Dataset listings of figures:
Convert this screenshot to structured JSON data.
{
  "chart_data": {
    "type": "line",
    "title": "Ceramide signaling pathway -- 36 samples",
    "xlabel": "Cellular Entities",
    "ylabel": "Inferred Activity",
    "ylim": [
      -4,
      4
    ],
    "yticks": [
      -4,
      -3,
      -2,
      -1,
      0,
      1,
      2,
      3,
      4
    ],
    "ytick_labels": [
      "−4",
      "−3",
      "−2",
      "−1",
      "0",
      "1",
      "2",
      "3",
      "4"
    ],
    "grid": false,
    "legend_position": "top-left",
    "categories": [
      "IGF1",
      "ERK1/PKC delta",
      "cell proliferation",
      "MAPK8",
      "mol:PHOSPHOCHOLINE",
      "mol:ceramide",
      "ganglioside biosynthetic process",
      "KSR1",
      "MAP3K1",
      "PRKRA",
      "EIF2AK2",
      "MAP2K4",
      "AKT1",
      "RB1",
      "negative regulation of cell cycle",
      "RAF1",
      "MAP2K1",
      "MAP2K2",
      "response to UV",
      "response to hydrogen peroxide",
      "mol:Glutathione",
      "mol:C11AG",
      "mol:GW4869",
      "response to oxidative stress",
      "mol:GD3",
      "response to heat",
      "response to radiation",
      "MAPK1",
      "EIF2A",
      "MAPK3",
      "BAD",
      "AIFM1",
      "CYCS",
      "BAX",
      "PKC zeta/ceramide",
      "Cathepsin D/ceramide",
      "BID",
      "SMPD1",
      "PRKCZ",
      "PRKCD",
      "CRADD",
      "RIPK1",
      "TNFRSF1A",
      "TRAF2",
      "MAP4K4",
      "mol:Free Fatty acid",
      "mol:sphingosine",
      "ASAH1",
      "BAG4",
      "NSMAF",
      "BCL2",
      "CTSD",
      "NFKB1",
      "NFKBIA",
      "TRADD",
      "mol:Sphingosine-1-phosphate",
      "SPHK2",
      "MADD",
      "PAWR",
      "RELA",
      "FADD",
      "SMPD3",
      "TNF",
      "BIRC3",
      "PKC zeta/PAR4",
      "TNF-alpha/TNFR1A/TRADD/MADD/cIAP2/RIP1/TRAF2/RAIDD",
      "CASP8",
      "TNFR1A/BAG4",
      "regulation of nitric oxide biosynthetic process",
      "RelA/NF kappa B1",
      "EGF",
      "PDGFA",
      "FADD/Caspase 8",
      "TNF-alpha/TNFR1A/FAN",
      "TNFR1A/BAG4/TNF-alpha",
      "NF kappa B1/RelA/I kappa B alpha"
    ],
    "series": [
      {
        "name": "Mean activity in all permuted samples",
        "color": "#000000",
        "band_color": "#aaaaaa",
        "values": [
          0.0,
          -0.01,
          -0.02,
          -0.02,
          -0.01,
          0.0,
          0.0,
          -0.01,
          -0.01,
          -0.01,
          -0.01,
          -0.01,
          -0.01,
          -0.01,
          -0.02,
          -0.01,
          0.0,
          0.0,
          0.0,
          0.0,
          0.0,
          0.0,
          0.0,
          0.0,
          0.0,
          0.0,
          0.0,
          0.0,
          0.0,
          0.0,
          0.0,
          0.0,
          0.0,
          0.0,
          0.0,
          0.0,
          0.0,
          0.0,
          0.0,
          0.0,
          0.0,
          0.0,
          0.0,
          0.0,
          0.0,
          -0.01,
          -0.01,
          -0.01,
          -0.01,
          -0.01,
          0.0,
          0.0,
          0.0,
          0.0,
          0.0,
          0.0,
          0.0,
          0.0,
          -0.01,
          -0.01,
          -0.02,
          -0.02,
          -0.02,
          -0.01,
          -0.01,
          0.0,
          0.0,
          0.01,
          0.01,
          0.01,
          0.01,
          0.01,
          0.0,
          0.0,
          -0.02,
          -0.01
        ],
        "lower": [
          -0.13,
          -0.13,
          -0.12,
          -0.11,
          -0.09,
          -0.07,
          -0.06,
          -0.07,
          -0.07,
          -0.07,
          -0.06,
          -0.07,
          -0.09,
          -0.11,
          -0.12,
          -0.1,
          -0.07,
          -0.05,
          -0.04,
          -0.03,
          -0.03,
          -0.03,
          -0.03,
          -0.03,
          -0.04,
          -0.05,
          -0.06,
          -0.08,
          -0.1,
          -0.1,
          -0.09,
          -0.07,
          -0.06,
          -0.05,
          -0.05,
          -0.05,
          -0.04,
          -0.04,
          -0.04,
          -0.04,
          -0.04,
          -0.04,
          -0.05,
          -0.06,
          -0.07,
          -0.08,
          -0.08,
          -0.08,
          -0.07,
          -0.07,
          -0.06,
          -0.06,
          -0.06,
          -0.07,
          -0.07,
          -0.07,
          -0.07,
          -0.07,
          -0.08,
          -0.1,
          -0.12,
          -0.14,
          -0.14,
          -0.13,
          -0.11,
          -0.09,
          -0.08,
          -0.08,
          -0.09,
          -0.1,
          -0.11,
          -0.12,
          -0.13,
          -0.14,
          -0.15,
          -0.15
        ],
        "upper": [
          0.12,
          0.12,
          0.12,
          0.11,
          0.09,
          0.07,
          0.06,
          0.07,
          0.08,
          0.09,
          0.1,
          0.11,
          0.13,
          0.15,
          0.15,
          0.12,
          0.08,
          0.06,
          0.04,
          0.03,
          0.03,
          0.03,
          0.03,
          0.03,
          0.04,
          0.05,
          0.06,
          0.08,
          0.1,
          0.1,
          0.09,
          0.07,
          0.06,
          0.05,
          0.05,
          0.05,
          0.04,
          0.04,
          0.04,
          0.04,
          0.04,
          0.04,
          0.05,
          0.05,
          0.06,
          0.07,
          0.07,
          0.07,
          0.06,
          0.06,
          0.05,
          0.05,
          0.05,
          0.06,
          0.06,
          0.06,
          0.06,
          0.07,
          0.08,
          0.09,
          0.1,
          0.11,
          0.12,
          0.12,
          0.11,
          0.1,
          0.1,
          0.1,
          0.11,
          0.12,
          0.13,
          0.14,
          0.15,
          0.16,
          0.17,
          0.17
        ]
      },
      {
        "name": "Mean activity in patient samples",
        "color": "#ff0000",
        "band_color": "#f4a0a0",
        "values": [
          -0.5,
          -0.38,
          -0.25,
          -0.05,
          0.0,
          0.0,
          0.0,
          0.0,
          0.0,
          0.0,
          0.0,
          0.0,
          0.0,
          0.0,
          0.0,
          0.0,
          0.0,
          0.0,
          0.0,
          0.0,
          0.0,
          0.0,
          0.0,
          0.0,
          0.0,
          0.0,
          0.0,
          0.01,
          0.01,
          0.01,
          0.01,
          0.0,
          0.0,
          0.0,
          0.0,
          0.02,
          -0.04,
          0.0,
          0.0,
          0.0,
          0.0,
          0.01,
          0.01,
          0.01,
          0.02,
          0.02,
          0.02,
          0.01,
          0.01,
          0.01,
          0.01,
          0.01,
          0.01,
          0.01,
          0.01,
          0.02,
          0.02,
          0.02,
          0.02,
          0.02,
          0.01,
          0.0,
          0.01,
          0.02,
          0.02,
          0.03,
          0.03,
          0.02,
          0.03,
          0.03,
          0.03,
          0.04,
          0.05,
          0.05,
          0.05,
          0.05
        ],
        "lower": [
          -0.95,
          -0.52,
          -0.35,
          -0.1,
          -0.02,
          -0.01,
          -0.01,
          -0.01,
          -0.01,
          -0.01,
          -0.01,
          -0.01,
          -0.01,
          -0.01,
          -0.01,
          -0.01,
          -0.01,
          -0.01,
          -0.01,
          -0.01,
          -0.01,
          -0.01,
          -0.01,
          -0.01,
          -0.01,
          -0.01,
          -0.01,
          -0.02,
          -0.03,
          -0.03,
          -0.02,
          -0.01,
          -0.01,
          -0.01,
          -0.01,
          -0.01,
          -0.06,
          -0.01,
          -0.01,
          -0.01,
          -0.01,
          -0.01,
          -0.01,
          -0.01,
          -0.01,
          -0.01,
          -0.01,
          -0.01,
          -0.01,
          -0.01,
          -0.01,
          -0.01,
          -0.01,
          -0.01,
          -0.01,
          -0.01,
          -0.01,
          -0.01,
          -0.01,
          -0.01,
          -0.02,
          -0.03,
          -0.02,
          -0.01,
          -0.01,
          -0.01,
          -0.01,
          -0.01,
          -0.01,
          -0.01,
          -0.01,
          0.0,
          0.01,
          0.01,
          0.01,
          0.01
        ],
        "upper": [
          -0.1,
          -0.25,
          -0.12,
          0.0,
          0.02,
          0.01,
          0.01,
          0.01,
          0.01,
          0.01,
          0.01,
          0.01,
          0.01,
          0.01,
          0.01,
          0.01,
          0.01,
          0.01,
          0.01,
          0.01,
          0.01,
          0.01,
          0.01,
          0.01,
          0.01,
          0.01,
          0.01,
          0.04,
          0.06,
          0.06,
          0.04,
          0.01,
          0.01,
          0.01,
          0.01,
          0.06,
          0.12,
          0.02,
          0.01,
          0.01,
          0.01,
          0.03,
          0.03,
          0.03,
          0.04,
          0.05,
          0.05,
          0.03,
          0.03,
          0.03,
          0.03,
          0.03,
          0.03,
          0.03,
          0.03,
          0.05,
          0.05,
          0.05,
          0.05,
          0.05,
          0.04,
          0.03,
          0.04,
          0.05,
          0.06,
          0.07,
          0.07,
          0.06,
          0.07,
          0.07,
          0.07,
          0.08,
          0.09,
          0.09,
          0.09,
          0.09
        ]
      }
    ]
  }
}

REQUIREMENT
Tally the lines above that contain the word "response", and reply with only the number.

THE COMPLETED TASK
5